**DATA TO PROCESS**
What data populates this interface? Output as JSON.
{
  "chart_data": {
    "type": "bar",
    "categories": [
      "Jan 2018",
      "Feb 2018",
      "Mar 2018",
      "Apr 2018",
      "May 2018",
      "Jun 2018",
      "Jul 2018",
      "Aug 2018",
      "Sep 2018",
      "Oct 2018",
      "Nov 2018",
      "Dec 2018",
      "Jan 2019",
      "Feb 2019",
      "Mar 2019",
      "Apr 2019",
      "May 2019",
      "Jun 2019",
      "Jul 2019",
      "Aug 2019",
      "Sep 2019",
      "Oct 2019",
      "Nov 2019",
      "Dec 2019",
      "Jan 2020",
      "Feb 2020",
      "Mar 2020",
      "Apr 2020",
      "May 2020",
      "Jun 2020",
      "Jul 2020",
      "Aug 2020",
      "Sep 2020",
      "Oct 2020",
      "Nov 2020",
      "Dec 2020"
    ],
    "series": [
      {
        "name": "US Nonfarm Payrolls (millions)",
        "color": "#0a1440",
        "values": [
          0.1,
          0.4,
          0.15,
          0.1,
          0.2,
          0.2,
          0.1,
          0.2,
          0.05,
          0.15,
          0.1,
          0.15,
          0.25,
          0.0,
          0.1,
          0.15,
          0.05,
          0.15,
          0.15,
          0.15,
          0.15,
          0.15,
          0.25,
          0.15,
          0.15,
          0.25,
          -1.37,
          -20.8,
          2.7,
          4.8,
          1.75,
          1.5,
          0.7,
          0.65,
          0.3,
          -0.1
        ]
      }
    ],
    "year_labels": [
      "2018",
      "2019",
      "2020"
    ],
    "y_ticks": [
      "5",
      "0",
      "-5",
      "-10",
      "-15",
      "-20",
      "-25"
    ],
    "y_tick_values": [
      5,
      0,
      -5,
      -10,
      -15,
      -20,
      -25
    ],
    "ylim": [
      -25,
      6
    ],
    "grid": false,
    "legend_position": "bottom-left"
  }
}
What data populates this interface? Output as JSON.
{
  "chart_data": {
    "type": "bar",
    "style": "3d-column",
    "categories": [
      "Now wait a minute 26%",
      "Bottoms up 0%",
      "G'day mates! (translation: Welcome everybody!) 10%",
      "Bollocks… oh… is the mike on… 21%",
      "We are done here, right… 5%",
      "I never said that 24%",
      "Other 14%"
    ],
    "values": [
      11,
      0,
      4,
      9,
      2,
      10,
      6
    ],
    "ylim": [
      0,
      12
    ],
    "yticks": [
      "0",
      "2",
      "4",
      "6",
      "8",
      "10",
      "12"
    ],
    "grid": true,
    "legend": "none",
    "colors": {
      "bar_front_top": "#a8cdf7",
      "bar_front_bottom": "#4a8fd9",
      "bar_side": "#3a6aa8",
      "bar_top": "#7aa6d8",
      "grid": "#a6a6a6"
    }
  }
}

**WHAT TO DO**
Retype the material in full. Each word must match.

**CORRECT OUTPUT**
What data populates this interface? Output as JSON.
{
  "chart_data": {
    "type": "bar",
    "categories": [
      "Jan 2018",
      "Feb 2018",
      "Mar 2018",
      "Apr 2018",
      "May 2018",
      "Jun 2018",
      "Jul 2018",
      "Aug 2018",
      "Sep 2018",
      "Oct 2018",
      "Nov 2018",
      "Dec 2018",
      "Jan 2019",
      "Feb 2019",
      "Mar 2019",
      "Apr 2019",
      "May 2019",
      "Jun 2019",
      "Jul 2019",
      "Aug 2019",
      "Sep 2019",
      "Oct 2019",
      "Nov 2019",
      "Dec 2019",
      "Jan 2020",
      "Feb 2020",
      "Mar 2020",
      "Apr 2020",
      "May 2020",
      "Jun 2020",
      "Jul 2020",
      "Aug 2020",
      "Sep 2020",
      "Oct 2020",
      "Nov 2020",
      "Dec 2020"
    ],
    "series": [
      {
        "name": "US Nonfarm Payrolls (millions)",
        "color": "#0a1440",
        "values": [
          0.1,
          0.4,
          0.15,
          0.1,
          0.2,
          0.2,
          0.1,
          0.2,
          0.05,
          0.15,
          0.1,
          0.15,
          0.25,
          0.0,
          0.1,
          0.15,
          0.05,
          0.15,
          0.15,
          0.15,
          0.15,
          0.15,
          0.25,
          0.15,
          0.15,
          0.25,
          -1.37,
          -20.8,
          2.7,
          4.8,
          1.75,
          1.5,
          0.7,
          0.65,
          0.3,
          -0.1
        ]
      }
    ],
    "year_labels": [
      "2018",
      "2019",
      "2020"
    ],
    "y_ticks": [
      "5",
      "0",
      "-5",
      "-10",
      "-15",
      "-20",
      "-25"
    ],
    "y_tick_values": [
      5,
      0,
      -5,
      -10,
      -15,
      -20,
      -25
    ],
    "ylim": [
      -25,
      6
    ],
    "grid": false,
    "legend_position": "bottom-left"
  }
}
What data populates this interface? Output as JSON.
{
  "chart_data": {
    "type": "bar",
    "style": "3d-column",
    "categories": [
      "Now wait a minute 26%",
      "Bottoms up 0%",
      "G'day mates! (translation: Welcome everybody!) 10%",
      "Bollocks… oh… is the mike on… 21%",
      "We are done here, right… 5%",
      "I never said that 24%",
      "Other 14%"
    ],
    "values": [
      11,
      0,
      4,
      9,
      2,
      10,
      6
    ],
    "ylim": [
      0,
      12
    ],
    "yticks": [
      "0",
      "2",
      "4",
      "6",
      "8",
      "10",
      "12"
    ],
    "grid": true,
    "legend": "none",
    "colors": {
      "bar_front_top": "#a8cdf7",
      "bar_front_bottom": "#4a8fd9",
      "bar_side": "#3a6aa8",
      "bar_top": "#7aa6d8",
      "grid": "#a6a6a6"
    }
  }
}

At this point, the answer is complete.